Stated exercise
Extract all of the data and reproduce it precisely.

Provided records
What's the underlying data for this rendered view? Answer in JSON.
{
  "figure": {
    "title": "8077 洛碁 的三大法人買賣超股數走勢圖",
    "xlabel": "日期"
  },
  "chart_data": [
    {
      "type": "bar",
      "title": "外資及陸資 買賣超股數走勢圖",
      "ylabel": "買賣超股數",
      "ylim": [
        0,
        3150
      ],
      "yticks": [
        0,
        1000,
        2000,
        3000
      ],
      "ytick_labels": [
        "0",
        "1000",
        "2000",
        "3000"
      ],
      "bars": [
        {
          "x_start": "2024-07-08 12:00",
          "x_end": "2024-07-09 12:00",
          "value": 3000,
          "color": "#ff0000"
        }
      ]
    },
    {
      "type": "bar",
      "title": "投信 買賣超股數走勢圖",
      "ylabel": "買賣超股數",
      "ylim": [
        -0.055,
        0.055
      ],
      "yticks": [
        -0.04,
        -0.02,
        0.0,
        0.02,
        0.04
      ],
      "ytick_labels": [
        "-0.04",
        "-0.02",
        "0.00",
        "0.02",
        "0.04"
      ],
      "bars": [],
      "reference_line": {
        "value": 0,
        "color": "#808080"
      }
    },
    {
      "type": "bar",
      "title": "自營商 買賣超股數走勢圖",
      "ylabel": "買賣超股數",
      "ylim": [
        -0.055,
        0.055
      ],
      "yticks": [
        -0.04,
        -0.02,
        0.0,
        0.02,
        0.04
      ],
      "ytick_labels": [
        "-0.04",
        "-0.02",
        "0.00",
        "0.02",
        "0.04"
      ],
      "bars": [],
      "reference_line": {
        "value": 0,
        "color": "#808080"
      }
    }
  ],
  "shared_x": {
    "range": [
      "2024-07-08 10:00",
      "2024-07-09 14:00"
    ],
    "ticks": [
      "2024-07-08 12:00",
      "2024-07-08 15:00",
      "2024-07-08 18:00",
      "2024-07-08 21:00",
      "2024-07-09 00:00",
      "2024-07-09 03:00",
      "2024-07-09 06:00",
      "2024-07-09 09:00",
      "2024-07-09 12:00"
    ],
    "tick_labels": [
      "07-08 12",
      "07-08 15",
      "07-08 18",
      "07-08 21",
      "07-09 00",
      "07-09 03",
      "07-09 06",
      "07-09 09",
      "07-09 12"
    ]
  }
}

Response to this exercise
What's the underlying data for this rendered view? Answer in JSON.
{
  "figure": {
    "title": "8077 洛碁 的三大法人買賣超股數走勢圖",
    "xlabel": "日期"
  },
  "chart_data": [
    {
      "type": "bar",
      "title": "外資及陸資 買賣超股數走勢圖",
      "ylabel": "買賣超股數",
      "ylim": [
        0,
        3150
      ],
      "yticks": [
        0,
        1000,
        2000,
        3000
      ],
      "ytick_labels": [
        "0",
        "1000",
        "2000",
        "3000"
      ],
      "bars": [
        {
          "x_start": "2024-07-08 12:00",
          "x_end": "2024-07-09 12:00",
          "value": 3000,
          "color": "#ff0000"
        }
      ]
    },
    {
      "type": "bar",
      "title": "投信 買賣超股數走勢圖",
      "ylabel": "買賣超股數",
      "ylim": [
        -0.055,
        0.055
      ],
      "yticks": [
        -0.04,
        -0.02,
        0.0,
        0.02,
        0.04
      ],
      "ytick_labels": [
        "-0.04",
        "-0.02",
        "0.00",
        "0.02",
        "0.04"
      ],
      "bars": [],
      "reference_line": {
        "value": 0,
        "color": "#808080"
      }
    },
    {
      "type": "bar",
      "title": "自營商 買賣超股數走勢圖",
      "ylabel": "買賣超股數",
      "ylim": [
        -0.055,
        0.055
      ],
      "yticks": [
        -0.04,
        -0.02,
        0.0,
        0.02,
        0.04
      ],
      "ytick_labels": [
        "-0.04",
        "-0.02",
        "0.00",
        "0.02",
        "0.04"
      ],
      "bars": [],
      "reference_line": {
        "value": 0,
        "color": "#808080"
      }
    }
  ],
  "shared_x": {
    "range": [
      "2024-07-08 10:00",
      "2024-07-09 14:00"
    ],
    "ticks": [
      "2024-07-08 12:00",
      "2024-07-08 15:00",
      "2024-07-08 18:00",
      "2024-07-08 21:00",
      "2024-07-09 00:00",
      "2024-07-09 03:00",
      "2024-07-09 06:00",
      "2024-07-09 09:00",
      "2024-07-09 12:00"
    ],
    "tick_labels": [
      "07-08 12",
      "07-08 15",
      "07-08 18",
      "07-08 21",
      "07-09 00",
      "07-09 03",
      "07-09 06",
      "07-09 09",
      "07-09 12"
    ]
  }
}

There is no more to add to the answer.